▸ **Short task**:
Copy each line of the entries beneath that contains the word "Selected".

▸ **Data lines**:
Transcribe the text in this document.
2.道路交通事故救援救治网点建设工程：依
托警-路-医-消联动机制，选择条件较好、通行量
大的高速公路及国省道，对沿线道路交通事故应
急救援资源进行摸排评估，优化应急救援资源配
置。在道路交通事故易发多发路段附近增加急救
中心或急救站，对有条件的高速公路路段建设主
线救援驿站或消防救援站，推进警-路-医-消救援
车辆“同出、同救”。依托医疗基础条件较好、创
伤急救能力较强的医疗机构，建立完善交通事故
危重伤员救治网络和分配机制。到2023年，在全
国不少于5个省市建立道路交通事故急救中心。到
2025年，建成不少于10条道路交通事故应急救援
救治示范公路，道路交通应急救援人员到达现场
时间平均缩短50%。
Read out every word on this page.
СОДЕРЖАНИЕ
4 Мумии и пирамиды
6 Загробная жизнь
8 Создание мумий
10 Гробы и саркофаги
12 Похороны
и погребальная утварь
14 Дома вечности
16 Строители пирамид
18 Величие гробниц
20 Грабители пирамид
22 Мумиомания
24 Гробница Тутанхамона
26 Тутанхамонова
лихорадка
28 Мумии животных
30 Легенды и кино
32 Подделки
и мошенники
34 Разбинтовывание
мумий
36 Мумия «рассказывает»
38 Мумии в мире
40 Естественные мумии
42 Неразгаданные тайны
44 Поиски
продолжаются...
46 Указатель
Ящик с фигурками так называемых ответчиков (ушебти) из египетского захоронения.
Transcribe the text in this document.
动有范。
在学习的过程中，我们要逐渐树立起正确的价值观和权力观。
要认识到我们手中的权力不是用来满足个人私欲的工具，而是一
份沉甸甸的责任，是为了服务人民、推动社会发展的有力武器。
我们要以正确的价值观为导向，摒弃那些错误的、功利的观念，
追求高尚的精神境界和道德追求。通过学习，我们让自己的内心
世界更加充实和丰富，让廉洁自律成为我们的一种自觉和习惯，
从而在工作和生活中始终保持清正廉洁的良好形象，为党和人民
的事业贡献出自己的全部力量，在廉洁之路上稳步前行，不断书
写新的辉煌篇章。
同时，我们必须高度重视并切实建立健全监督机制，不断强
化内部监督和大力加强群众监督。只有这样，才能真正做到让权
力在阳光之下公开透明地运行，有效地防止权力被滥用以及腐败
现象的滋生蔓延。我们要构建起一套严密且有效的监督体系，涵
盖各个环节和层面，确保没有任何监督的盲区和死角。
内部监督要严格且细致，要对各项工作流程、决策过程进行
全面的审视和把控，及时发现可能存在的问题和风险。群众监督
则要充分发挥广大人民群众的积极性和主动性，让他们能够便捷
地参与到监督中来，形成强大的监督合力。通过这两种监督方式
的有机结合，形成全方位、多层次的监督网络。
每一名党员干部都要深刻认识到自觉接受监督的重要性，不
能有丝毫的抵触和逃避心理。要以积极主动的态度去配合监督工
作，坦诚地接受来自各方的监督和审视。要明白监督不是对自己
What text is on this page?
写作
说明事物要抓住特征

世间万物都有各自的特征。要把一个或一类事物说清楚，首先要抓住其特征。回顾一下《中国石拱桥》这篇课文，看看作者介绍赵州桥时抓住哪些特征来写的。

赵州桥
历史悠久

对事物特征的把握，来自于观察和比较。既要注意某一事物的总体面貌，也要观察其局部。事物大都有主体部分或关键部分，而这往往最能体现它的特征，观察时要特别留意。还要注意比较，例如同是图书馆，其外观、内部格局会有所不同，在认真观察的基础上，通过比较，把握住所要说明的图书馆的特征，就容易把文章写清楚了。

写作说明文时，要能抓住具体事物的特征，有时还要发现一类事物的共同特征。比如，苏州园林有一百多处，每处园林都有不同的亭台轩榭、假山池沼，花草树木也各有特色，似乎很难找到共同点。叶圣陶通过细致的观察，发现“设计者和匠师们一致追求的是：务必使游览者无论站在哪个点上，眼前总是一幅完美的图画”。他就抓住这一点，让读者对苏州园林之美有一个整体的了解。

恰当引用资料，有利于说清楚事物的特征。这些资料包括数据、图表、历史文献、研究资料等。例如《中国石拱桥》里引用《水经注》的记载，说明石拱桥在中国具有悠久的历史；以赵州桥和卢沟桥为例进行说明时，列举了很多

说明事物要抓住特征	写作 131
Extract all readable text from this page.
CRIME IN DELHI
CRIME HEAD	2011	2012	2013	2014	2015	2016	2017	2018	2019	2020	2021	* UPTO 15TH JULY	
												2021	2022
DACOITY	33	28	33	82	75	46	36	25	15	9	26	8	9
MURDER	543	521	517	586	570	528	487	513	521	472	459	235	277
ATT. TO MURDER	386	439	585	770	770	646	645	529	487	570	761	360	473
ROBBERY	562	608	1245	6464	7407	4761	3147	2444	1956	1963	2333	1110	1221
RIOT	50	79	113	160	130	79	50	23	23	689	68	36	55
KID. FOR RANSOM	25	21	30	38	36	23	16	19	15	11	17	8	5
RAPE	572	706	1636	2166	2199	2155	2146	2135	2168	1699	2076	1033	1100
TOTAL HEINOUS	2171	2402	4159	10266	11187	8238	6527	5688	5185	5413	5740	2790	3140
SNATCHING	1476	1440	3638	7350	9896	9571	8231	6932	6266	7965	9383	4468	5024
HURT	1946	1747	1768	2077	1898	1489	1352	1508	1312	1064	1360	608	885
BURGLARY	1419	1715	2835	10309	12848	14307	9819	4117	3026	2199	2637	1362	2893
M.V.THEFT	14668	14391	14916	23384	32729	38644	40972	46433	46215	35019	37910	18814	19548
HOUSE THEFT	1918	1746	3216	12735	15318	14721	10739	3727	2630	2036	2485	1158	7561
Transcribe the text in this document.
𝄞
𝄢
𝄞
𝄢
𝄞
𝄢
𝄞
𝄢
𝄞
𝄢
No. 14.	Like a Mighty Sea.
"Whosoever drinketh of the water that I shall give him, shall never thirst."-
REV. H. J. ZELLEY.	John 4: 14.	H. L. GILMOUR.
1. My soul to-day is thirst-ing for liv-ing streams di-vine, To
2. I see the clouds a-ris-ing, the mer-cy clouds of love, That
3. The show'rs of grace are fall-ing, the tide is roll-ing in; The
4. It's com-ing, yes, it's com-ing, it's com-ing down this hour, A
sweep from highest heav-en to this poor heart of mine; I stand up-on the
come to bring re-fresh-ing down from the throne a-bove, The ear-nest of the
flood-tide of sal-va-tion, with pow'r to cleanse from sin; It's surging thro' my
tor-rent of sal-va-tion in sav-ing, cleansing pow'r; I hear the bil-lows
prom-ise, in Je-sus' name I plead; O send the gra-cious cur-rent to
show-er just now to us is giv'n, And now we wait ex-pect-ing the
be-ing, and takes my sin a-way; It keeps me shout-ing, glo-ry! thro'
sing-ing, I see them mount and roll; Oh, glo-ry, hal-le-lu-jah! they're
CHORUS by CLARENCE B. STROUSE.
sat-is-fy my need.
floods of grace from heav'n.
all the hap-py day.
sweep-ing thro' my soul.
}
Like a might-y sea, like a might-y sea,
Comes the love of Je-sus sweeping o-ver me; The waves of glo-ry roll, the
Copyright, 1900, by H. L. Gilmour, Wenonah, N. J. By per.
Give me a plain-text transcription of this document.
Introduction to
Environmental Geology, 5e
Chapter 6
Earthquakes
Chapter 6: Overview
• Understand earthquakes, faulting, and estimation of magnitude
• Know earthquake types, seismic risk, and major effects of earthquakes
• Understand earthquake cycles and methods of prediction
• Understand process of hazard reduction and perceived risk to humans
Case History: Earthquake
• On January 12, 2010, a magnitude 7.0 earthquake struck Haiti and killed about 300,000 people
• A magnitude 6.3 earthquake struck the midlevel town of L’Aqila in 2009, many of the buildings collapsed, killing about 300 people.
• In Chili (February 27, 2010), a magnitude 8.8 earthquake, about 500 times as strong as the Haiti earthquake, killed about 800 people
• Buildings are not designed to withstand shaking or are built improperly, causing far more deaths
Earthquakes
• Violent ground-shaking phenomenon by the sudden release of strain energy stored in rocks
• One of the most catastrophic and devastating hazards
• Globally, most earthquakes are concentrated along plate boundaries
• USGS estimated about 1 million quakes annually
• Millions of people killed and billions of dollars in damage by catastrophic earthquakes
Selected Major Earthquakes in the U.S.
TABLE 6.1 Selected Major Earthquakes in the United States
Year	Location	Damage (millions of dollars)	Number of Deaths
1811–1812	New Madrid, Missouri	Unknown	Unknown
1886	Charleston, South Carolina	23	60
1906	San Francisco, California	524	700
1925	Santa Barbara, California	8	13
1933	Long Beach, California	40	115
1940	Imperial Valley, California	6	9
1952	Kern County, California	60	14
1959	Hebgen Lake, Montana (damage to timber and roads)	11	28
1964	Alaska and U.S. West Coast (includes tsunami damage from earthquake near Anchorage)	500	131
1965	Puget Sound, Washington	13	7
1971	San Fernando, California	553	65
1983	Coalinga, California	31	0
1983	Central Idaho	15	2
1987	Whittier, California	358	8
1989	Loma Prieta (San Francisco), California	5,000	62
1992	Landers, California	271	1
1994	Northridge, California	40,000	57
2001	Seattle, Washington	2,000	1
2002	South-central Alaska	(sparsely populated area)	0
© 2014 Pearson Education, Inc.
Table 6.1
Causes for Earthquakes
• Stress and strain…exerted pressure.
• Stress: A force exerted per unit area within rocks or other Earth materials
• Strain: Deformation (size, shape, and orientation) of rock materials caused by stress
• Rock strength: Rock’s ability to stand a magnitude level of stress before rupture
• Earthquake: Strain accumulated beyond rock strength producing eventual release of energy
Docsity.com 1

▸ **Answer to this problem**:
Selected Major Earthquakes in the U.S.
TABLE 6.1 Selected Major Earthquakes in the United States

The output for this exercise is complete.